> PROBLEM DESCRIPTION
Repeat the records below exactly, leaving out any pictures.

··· SUPPLIED ENTRIES ···

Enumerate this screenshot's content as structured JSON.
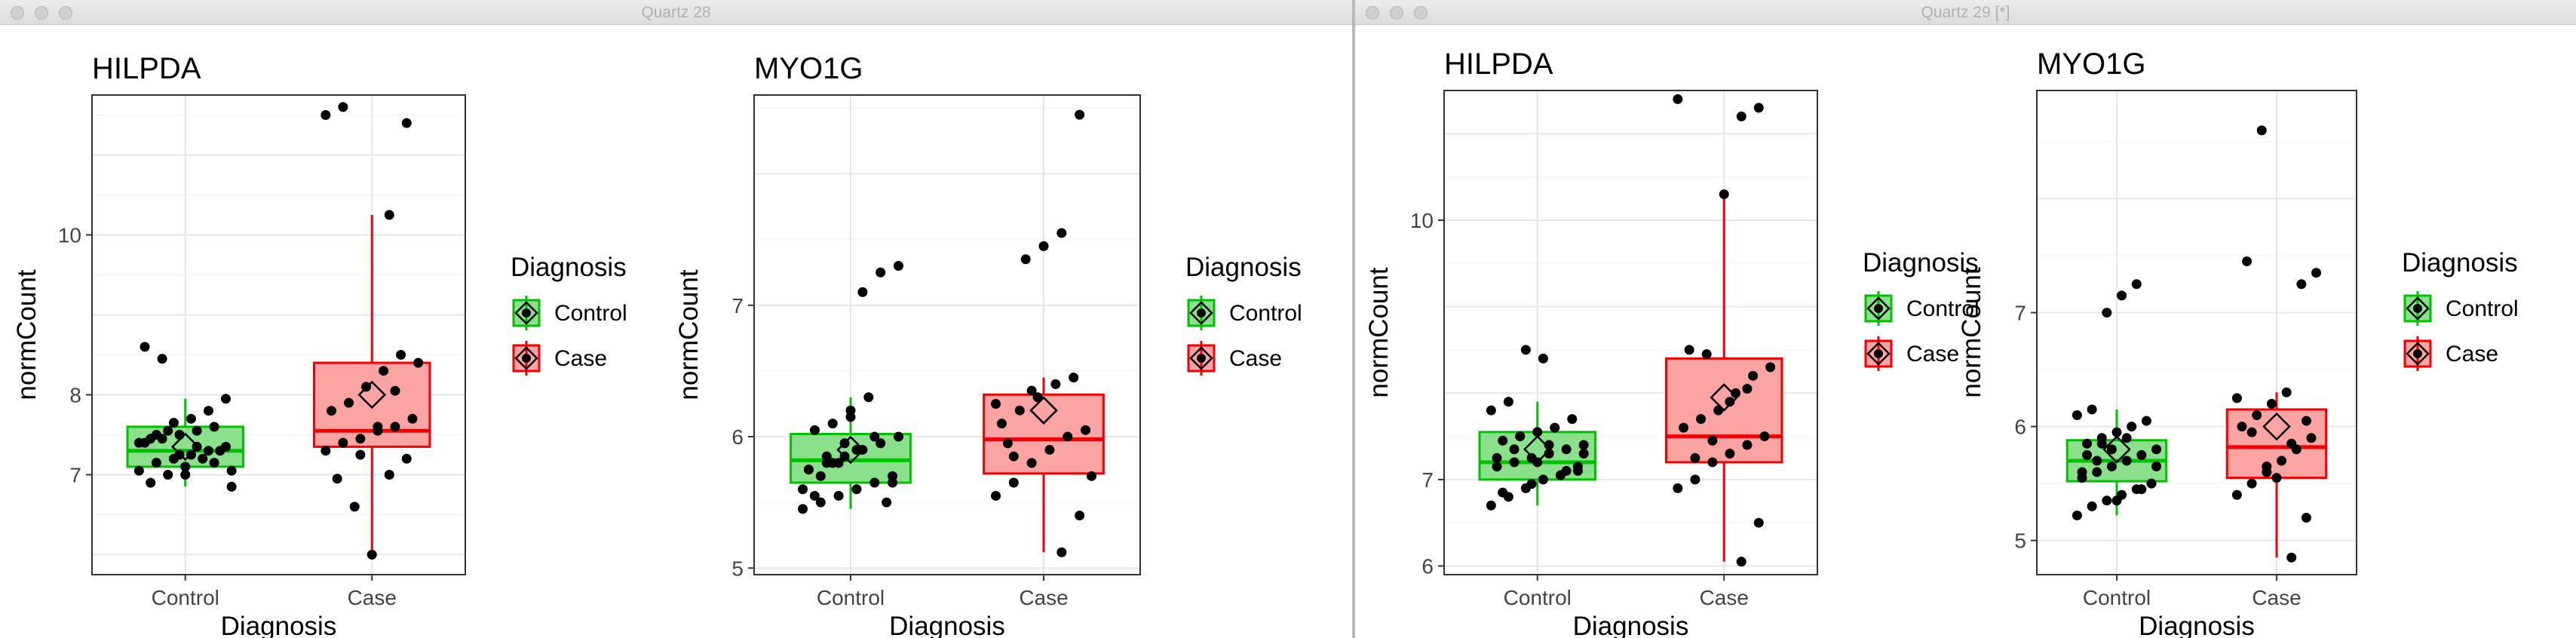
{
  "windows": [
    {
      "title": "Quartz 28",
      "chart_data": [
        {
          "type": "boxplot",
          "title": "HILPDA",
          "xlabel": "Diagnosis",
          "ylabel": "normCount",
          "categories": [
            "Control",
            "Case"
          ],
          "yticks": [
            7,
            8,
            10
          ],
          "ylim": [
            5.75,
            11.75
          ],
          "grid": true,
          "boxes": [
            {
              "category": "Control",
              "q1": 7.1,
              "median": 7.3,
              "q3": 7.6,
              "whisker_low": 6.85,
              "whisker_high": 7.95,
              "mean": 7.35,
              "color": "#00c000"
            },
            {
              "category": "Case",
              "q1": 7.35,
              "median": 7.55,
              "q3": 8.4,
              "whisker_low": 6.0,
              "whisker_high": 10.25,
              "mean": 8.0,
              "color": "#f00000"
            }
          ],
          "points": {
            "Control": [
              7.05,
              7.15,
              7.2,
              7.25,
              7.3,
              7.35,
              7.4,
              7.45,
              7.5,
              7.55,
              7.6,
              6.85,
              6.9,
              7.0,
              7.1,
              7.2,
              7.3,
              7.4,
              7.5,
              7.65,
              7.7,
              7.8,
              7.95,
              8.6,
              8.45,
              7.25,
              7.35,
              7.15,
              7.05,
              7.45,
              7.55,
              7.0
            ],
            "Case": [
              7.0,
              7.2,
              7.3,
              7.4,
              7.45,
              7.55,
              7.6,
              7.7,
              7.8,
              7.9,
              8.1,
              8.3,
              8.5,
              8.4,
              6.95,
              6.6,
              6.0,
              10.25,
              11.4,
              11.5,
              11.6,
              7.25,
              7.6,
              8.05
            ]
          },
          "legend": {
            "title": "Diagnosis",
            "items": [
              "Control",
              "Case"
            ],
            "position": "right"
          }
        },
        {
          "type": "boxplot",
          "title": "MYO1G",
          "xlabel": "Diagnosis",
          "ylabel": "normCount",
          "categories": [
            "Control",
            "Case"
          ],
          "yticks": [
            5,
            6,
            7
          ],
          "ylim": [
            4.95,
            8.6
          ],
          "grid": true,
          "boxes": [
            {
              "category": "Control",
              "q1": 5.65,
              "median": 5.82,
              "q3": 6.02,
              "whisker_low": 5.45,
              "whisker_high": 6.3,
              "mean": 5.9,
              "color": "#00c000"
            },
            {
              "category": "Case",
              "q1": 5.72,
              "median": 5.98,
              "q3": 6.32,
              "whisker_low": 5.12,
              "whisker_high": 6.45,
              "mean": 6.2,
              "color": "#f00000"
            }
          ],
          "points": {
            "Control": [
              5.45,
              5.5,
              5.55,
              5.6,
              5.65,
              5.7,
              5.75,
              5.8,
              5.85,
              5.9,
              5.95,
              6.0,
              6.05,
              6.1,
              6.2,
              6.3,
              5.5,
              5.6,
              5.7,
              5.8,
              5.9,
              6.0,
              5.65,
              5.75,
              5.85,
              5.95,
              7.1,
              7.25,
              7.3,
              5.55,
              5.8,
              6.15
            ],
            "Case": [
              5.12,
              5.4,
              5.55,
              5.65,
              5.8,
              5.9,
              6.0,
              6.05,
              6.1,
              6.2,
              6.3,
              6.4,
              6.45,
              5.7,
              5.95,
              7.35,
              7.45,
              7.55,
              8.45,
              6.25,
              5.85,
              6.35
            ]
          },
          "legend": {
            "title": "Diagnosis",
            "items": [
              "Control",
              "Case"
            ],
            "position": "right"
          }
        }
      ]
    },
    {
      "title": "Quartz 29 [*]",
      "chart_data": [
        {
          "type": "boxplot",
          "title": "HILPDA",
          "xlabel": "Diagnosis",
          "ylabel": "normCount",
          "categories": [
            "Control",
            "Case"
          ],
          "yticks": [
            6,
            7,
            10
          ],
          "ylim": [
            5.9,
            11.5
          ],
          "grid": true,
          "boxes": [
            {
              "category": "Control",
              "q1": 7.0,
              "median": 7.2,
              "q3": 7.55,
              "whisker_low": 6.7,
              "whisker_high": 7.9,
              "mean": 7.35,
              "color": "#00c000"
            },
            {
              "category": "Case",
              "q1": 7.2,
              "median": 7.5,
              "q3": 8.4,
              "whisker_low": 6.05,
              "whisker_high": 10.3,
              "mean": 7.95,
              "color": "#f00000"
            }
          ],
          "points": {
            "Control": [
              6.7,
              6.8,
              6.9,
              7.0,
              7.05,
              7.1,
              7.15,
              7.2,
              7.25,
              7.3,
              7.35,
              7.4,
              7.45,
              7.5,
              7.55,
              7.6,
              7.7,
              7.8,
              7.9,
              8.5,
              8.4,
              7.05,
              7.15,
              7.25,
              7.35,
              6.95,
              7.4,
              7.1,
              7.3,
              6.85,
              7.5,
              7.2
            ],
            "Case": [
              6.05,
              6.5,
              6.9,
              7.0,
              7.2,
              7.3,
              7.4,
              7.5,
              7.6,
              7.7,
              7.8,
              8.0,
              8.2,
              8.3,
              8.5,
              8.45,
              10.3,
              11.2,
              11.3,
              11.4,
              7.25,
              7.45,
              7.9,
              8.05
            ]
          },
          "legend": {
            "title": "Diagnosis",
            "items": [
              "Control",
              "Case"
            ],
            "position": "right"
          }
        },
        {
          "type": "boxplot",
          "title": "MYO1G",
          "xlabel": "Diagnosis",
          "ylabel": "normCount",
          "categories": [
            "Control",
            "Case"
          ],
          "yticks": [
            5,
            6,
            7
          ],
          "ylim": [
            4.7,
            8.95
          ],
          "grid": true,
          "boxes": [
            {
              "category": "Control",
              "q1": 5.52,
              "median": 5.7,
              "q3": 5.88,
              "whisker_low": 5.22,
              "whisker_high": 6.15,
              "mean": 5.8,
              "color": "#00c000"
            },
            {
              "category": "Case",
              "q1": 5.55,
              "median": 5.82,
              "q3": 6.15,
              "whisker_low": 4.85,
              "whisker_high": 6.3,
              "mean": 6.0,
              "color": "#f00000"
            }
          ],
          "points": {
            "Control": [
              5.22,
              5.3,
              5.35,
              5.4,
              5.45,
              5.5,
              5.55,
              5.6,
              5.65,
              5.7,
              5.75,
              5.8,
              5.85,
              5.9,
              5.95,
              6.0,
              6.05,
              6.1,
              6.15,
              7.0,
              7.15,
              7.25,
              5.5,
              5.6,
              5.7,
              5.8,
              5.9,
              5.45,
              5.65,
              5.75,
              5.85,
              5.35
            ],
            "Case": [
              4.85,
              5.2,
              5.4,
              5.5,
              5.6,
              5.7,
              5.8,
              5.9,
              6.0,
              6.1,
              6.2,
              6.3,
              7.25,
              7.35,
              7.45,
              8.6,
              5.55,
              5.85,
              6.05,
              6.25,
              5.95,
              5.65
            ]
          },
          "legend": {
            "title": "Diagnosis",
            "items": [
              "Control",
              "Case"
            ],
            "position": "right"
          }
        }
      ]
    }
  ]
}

···

> SOLUTION TO THIS TASK
Enumerate this screenshot's content as structured JSON.
{
  "windows": [
    {
      "title": "Quartz 28",
      "chart_data": [
        {
          "type": "boxplot",
          "title": "HILPDA",
          "xlabel": "Diagnosis",
          "ylabel": "normCount",
          "categories": [
            "Control",
            "Case"
          ],
          "yticks": [
            7,
            8,
            10
          ],
          "ylim": [
            5.75,
            11.75
          ],
          "grid": true,
          "boxes": [
            {
              "category": "Control",
              "q1": 7.1,
              "median": 7.3,
              "q3": 7.6,
              "whisker_low": 6.85,
              "whisker_high": 7.95,
              "mean": 7.35,
              "color": "#00c000"
            },
            {
              "category": "Case",
              "q1": 7.35,
              "median": 7.55,
              "q3": 8.4,
              "whisker_low": 6.0,
              "whisker_high": 10.25,
              "mean": 8.0,
              "color": "#f00000"
            }
          ],
          "points": {
            "Control": [
              7.05,
              7.15,
              7.2,
              7.25,
              7.3,
              7.35,
              7.4,
              7.45,
              7.5,
              7.55,
              7.6,
              6.85,
              6.9,
              7.0,
              7.1,
              7.2,
              7.3,
              7.4,
              7.5,
              7.65,
              7.7,
              7.8,
              7.95,
              8.6,
              8.45,
              7.25,
              7.35,
              7.15,
              7.05,
              7.45,
              7.55,
              7.0
            ],
            "Case": [
              7.0,
              7.2,
              7.3,
              7.4,
              7.45,
              7.55,
              7.6,
              7.7,
              7.8,
              7.9,
              8.1,
              8.3,
              8.5,
              8.4,
              6.95,
              6.6,
              6.0,
              10.25,
              11.4,
              11.5,
              11.6,
              7.25,
              7.6,
              8.05
            ]
          },
          "legend": {
            "title": "Diagnosis",
            "items": [
              "Control",
              "Case"
            ],
            "position": "right"
          }
        },
        {
          "type": "boxplot",
          "title": "MYO1G",
          "xlabel": "Diagnosis",
          "ylabel": "normCount",
          "categories": [
            "Control",
            "Case"
          ],
          "yticks": [
            5,
            6,
            7
          ],
          "ylim": [
            4.95,
            8.6
          ],
          "grid": true,
          "boxes": [
            {
              "category": "Control",
              "q1": 5.65,
              "median": 5.82,
              "q3": 6.02,
              "whisker_low": 5.45,
              "whisker_high": 6.3,
              "mean": 5.9,
              "color": "#00c000"
            },
            {
              "category": "Case",
              "q1": 5.72,
              "median": 5.98,
              "q3": 6.32,
              "whisker_low": 5.12,
              "whisker_high": 6.45,
              "mean": 6.2,
              "color": "#f00000"
            }
          ],
          "points": {
            "Control": [
              5.45,
              5.5,
              5.55,
              5.6,
              5.65,
              5.7,
              5.75,
              5.8,
              5.85,
              5.9,
              5.95,
              6.0,
              6.05,
              6.1,
              6.2,
              6.3,
              5.5,
              5.6,
              5.7,
              5.8,
              5.9,
              6.0,
              5.65,
              5.75,
              5.85,
              5.95,
              7.1,
              7.25,
              7.3,
              5.55,
              5.8,
              6.15
            ],
            "Case": [
              5.12,
              5.4,
              5.55,
              5.65,
              5.8,
              5.9,
              6.0,
              6.05,
              6.1,
              6.2,
              6.3,
              6.4,
              6.45,
              5.7,
              5.95,
              7.35,
              7.45,
              7.55,
              8.45,
              6.25,
              5.85,
              6.35
            ]
          },
          "legend": {
            "title": "Diagnosis",
            "items": [
              "Control",
              "Case"
            ],
            "position": "right"
          }
        }
      ]
    },
    {
      "title": "Quartz 29 [*]",
      "chart_data": [
        {
          "type": "boxplot",
          "title": "HILPDA",
          "xlabel": "Diagnosis",
          "ylabel": "normCount",
          "categories": [
            "Control",
            "Case"
          ],
          "yticks": [
            6,
            7,
            10
          ],
          "ylim": [
            5.9,
            11.5
          ],
          "grid": true,
          "boxes": [
            {
              "category": "Control",
              "q1": 7.0,
              "median": 7.2,
              "q3": 7.55,
              "whisker_low": 6.7,
              "whisker_high": 7.9,
              "mean": 7.35,
              "color": "#00c000"
            },
            {
              "category": "Case",
              "q1": 7.2,
              "median": 7.5,
              "q3": 8.4,
              "whisker_low": 6.05,
              "whisker_high": 10.3,
              "mean": 7.95,
              "color": "#f00000"
            }
          ],
          "points": {
            "Control": [
              6.7,
              6.8,
              6.9,
              7.0,
              7.05,
              7.1,
              7.15,
              7.2,
              7.25,
              7.3,
              7.35,
              7.4,
              7.45,
              7.5,
              7.55,
              7.6,
              7.7,
              7.8,
              7.9,
              8.5,
              8.4,
              7.05,
              7.15,
              7.25,
              7.35,
              6.95,
              7.4,
              7.1,
              7.3,
              6.85,
              7.5,
              7.2
            ],
            "Case": [
              6.05,
              6.5,
              6.9,
              7.0,
              7.2,
              7.3,
              7.4,
              7.5,
              7.6,
              7.7,
              7.8,
              8.0,
              8.2,
              8.3,
              8.5,
              8.45,
              10.3,
              11.2,
              11.3,
              11.4,
              7.25,
              7.45,
              7.9,
              8.05
            ]
          },
          "legend": {
            "title": "Diagnosis",
            "items": [
              "Control",
              "Case"
            ],
            "position": "right"
          }
        },
        {
          "type": "boxplot",
          "title": "MYO1G",
          "xlabel": "Diagnosis",
          "ylabel": "normCount",
          "categories": [
            "Control",
            "Case"
          ],
          "yticks": [
            5,
            6,
            7
          ],
          "ylim": [
            4.7,
            8.95
          ],
          "grid": true,
          "boxes": [
            {
              "category": "Control",
              "q1": 5.52,
              "median": 5.7,
              "q3": 5.88,
              "whisker_low": 5.22,
              "whisker_high": 6.15,
              "mean": 5.8,
              "color": "#00c000"
            },
            {
              "category": "Case",
              "q1": 5.55,
              "median": 5.82,
              "q3": 6.15,
              "whisker_low": 4.85,
              "whisker_high": 6.3,
              "mean": 6.0,
              "color": "#f00000"
            }
          ],
          "points": {
            "Control": [
              5.22,
              5.3,
              5.35,
              5.4,
              5.45,
              5.5,
              5.55,
              5.6,
              5.65,
              5.7,
              5.75,
              5.8,
              5.85,
              5.9,
              5.95,
              6.0,
              6.05,
              6.1,
              6.15,
              7.0,
              7.15,
              7.25,
              5.5,
              5.6,
              5.7,
              5.8,
              5.9,
              5.45,
              5.65,
              5.75,
              5.85,
              5.35
            ],
            "Case": [
              4.85,
              5.2,
              5.4,
              5.5,
              5.6,
              5.7,
              5.8,
              5.9,
              6.0,
              6.1,
              6.2,
              6.3,
              7.25,
              7.35,
              7.45,
              8.6,
              5.55,
              5.85,
              6.05,
              6.25,
              5.95,
              5.65
            ]
          },
          "legend": {
            "title": "Diagnosis",
            "items": [
              "Control",
              "Case"
            ],
            "position": "right"
          }
        }
      ]
    }
  ]
}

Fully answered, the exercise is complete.